• **PROBLEM**
Go over the entries below line by line, copying each one that contains the word "this".

++++ ROWS ++++

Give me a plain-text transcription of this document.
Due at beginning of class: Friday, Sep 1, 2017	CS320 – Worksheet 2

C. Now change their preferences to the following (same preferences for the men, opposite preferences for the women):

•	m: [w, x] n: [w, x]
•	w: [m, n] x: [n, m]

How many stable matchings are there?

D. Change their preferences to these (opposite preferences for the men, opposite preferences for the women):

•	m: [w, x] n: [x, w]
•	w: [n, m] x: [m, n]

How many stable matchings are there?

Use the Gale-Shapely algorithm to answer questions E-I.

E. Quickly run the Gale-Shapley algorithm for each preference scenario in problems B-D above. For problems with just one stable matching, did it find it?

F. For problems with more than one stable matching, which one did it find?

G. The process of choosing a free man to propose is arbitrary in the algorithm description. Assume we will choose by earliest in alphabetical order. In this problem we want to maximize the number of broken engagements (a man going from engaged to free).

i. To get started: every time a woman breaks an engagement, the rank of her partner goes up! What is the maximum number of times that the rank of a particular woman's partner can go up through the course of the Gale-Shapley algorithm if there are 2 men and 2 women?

++++

• **WRITTEN SOLUTION**
Give me a plain-text transcription of this document.
G. The process of choosing a free man to propose is arbitrary in the algorithm description. Assume we will choose by earliest in alphabetical order. In this problem we want to maximize the number of broken engagements (a man going from engaged to free).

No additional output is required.